# start of Given data

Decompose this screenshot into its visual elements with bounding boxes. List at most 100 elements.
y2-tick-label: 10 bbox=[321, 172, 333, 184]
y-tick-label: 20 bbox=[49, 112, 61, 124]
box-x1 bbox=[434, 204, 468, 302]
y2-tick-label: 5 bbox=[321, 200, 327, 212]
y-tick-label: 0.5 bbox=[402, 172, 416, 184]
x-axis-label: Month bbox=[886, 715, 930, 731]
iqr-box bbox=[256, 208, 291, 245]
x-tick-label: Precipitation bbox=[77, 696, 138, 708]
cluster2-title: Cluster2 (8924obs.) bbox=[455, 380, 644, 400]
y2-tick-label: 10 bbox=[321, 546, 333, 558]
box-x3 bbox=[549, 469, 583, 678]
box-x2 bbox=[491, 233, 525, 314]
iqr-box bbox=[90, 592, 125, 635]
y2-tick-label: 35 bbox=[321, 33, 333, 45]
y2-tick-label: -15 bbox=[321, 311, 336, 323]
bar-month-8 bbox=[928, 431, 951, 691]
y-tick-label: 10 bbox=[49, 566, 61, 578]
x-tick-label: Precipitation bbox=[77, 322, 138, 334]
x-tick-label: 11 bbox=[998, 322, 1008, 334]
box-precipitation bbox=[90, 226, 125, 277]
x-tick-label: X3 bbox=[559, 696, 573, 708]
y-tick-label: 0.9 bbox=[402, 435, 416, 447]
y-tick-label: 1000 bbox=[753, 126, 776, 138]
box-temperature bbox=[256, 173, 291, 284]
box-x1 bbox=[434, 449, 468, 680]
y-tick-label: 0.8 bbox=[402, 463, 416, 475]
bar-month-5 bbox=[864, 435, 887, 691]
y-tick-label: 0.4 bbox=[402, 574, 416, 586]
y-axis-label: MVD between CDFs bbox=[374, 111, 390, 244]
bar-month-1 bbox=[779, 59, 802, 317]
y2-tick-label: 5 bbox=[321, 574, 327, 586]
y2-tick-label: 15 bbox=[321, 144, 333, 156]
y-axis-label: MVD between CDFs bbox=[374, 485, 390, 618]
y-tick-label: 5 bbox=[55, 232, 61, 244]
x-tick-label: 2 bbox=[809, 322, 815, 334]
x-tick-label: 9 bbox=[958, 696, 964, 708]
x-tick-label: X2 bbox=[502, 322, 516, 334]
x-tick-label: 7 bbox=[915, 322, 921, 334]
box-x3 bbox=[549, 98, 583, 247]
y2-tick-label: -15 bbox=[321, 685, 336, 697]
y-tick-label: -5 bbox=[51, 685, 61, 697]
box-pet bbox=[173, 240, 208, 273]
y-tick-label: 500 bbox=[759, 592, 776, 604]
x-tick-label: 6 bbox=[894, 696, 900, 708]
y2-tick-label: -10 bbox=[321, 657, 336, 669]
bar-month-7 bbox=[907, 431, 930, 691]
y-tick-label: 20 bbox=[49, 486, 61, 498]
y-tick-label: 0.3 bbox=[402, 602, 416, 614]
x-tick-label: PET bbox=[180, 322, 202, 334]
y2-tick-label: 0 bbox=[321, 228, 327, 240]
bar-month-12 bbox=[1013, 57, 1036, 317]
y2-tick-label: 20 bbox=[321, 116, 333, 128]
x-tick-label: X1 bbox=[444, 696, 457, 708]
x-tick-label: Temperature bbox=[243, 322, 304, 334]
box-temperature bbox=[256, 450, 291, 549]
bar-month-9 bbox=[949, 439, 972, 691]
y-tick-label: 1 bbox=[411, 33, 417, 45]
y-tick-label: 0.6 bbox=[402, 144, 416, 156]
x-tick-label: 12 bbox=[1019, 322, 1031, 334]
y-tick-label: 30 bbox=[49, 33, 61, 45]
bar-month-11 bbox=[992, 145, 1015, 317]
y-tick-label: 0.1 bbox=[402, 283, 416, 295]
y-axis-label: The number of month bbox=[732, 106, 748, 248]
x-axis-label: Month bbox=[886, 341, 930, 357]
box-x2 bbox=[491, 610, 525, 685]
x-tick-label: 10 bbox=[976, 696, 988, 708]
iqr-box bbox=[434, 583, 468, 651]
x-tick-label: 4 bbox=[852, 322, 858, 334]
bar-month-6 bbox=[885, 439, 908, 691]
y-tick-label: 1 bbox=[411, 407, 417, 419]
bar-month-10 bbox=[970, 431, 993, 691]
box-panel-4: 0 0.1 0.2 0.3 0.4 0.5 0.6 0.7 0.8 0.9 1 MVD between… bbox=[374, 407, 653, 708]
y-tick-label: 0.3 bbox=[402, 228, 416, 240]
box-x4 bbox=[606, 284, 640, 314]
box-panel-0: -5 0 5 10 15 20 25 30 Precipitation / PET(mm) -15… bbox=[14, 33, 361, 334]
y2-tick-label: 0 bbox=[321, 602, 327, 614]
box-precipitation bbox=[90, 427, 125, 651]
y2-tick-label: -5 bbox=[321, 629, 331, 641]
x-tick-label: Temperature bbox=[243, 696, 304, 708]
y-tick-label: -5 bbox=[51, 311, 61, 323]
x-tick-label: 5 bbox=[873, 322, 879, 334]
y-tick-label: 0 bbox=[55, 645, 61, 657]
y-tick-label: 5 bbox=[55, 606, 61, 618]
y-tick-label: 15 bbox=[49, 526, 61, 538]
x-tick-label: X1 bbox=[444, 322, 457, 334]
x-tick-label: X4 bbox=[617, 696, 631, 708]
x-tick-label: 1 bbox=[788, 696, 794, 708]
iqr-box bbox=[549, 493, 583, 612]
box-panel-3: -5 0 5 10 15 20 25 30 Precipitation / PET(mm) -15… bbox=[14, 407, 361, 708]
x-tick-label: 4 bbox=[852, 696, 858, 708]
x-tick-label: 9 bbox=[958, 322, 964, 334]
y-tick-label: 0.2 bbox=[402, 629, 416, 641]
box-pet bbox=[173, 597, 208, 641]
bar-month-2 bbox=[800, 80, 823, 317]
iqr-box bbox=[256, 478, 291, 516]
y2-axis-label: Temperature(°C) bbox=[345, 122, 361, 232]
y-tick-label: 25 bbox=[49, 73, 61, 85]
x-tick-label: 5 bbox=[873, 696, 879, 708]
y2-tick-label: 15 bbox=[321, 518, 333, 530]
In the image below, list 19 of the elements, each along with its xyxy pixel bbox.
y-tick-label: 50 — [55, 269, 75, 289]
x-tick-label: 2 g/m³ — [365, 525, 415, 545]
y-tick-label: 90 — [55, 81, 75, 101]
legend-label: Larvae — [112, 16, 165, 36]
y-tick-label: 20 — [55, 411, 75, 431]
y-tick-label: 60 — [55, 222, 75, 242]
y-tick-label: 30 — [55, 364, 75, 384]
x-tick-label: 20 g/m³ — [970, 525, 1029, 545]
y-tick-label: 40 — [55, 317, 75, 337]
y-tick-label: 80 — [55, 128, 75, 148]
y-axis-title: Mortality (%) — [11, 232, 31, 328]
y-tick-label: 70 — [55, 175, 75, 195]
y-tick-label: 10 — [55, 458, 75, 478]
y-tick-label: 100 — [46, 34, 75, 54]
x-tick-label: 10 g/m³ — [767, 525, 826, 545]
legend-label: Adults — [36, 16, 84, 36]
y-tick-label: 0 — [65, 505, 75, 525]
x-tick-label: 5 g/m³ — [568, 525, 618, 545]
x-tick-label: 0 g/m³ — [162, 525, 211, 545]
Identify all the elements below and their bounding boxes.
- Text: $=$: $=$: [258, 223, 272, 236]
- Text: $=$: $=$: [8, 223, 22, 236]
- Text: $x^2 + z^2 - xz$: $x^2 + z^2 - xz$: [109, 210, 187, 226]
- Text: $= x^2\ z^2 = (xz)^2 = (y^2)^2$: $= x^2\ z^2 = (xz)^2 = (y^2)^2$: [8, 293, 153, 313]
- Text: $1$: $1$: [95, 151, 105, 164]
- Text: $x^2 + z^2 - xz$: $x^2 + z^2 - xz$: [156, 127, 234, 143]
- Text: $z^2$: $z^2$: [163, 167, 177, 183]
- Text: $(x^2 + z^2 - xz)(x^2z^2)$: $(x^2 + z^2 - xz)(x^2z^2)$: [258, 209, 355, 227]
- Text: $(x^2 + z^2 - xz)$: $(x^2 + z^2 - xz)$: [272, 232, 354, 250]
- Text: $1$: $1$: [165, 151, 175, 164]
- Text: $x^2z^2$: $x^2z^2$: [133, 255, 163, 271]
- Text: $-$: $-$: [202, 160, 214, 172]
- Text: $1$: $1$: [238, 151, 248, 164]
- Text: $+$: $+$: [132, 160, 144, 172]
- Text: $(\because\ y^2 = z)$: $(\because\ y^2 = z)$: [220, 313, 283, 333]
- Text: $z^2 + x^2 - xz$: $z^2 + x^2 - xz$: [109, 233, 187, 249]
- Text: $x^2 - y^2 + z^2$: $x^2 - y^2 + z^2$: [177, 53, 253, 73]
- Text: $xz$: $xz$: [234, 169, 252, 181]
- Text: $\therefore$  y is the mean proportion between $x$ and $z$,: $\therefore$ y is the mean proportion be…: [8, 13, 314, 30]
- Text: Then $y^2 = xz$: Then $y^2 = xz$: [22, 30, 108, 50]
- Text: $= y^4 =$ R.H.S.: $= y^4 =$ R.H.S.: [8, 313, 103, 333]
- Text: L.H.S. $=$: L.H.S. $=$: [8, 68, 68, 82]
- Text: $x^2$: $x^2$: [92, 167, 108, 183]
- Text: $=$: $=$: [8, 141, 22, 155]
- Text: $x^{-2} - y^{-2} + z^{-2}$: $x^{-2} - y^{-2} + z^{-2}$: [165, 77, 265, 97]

# end of Given data

Identify each line in the rows above that contains the word "boxes", and copy those lines out.

Correct result:
Decompose this screenshot into its visual elements with bounding boxes. List at most 100 elements.
Identify all the elements below and their bounding boxes.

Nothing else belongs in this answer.